* [Document excerpt]:
Sylvie Chadenet "Les Styles Empire & Restauration", 1976, p. 74, pl. 2, illustrating a wall-light of the same design from a private collection. Jean-Pierre Samoyault, "Pendules et bronzes d'ameublement entrés sous le Premier Empire; Catalogue des Collections de Mobilier, Musée National du Château de Fontainebleau", 1989, pp. 136-138, pls. 104-109, illustrating six sets of similar wall-lights in Château de Fontainebleau.
A very fine set of four Empire gilt and patinated bronze three-light wall-lights attributed to André-Antoine Ravrio, each with a circular gilt beaded and anthemion banded backplate centred by a patinated lion mask holding in its jaw an extended bow, with a central arrow pulling the bow string taught with its point facing into the lion's mouth and its feathers issuing an upright candle branch with foliate cast vase-shaped nozzle above a circular drip pan, at either end of the bow two further candle holders, each with its shaft formed as an arrow with feathers below the conformingly shaped nozzles and drip pans
Paris, date circa 1810
Height 18 cm, width 37.5 cm, depth 27 cm. each.

* [Supplied records]:
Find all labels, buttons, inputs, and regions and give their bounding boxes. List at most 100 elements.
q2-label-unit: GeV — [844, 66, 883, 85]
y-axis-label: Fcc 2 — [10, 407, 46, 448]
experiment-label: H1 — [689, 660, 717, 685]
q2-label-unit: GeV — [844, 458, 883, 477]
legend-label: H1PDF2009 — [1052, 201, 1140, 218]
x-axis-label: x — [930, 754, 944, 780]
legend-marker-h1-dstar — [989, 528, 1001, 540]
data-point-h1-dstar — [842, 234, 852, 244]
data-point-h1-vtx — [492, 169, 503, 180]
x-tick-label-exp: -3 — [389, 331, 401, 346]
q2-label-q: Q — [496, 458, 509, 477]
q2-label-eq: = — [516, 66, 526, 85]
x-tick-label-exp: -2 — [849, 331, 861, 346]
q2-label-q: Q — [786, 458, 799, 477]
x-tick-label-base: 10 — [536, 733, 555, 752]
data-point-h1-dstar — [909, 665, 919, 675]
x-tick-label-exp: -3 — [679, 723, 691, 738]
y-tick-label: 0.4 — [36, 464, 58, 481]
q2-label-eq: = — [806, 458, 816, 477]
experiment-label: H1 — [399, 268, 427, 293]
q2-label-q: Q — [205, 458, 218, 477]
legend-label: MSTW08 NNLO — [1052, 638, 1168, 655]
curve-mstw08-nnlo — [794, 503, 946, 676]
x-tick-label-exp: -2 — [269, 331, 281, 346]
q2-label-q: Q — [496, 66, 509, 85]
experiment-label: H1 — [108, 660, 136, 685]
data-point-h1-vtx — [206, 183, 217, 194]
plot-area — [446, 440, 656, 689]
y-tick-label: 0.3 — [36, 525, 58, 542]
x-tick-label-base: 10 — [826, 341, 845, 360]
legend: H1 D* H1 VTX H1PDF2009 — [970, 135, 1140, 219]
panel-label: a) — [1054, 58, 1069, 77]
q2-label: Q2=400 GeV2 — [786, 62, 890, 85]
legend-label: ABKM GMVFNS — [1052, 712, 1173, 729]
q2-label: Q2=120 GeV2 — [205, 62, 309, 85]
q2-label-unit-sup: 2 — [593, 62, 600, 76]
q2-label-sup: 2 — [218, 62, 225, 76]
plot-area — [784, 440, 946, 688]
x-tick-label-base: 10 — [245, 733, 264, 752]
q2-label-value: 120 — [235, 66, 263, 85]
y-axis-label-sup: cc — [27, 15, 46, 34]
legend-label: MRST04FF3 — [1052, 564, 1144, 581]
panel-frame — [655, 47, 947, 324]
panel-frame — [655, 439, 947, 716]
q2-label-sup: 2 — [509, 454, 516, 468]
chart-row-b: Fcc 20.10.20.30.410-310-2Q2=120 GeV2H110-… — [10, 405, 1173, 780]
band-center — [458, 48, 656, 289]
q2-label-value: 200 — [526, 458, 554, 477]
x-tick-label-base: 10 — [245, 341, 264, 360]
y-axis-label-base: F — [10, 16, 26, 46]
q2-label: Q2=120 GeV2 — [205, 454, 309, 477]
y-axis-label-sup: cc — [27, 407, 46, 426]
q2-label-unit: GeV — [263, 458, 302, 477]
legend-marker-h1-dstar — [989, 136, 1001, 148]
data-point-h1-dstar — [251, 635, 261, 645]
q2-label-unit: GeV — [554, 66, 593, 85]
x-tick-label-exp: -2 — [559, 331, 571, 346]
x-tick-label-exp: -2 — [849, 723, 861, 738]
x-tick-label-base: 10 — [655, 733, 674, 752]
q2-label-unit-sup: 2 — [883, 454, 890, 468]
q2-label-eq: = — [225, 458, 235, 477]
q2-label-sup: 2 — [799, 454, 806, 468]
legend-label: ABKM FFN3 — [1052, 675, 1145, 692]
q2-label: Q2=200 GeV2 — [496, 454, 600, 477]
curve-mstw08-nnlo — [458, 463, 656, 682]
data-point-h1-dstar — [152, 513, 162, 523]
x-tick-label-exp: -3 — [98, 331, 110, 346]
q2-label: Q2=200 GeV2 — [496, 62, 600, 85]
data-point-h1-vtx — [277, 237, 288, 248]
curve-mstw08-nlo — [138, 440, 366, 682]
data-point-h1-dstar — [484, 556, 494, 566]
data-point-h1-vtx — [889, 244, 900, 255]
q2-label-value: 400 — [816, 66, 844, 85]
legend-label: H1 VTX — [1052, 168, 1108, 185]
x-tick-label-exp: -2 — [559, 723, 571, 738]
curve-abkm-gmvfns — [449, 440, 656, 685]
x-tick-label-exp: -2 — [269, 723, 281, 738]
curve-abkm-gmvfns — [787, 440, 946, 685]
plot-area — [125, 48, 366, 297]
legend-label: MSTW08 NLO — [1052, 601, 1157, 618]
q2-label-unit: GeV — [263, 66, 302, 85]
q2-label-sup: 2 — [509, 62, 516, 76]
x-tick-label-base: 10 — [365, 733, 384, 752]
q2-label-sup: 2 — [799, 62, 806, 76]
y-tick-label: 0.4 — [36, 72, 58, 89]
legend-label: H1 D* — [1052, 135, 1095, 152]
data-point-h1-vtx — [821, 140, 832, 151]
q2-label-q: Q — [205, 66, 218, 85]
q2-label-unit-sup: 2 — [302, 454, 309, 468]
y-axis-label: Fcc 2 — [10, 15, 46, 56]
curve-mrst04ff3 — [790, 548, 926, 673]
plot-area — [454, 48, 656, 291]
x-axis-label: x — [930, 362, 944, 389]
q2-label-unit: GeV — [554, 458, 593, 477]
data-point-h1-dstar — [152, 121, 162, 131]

* [Work request]: Resume the catalog entry on the set of four Empire bronze wall-lights, continuing from its last line.

* [Result of the task]:
Samoyault illustrates a number of similar wall-lights at Château de Fontainebleau by both Claude Galle (1759-1815) and André-Antoine Ravrio (1759-1814) but the closest in design to the present set are three pairs by Ravrio (Samoyault op. cit, p. 137, pl. 107) which were delivered to Fontainebleau in 1808 and 1809. These include the same backplate but as in all those examples at the Château do not include the bow; instead three inward facing arrows are caught in the lion's mouth and at the end of each, just short of the feathers, is a sphere supporting the candle nozzles of the same form as here. It was noted that in 1808 Ravrio delivered one of those pairs to the salon de l'appartement no 3, staircase C, cour de Princes', another pair to the salon de l'appartement no 1, staircase D of the same court and a third pair to the salon de l'appartement no 4, staircase E, again of the same court. In 1809 he delivered another pair to the salon du 3e logement de ministre no 5. In 1810 two of those pairs were in the Empress's salon d'étude and the third in the ministers' wing. Three other pairs of three-light wall-lights of similar design by Ravrio (Samoyault, p. 138, pl. 108) were delivered to Fontainebleau in 1810. These also had lion head backplates and arrow shafts but their feathers differed and the nozzles were fluted and bulbous. The pair by Galle were delivered to Fontainebleau in 1806 (Samoyault, p. 136, pl. 104); these had the same candle nozzles as here but only two arrows issuing from a male masked backplate.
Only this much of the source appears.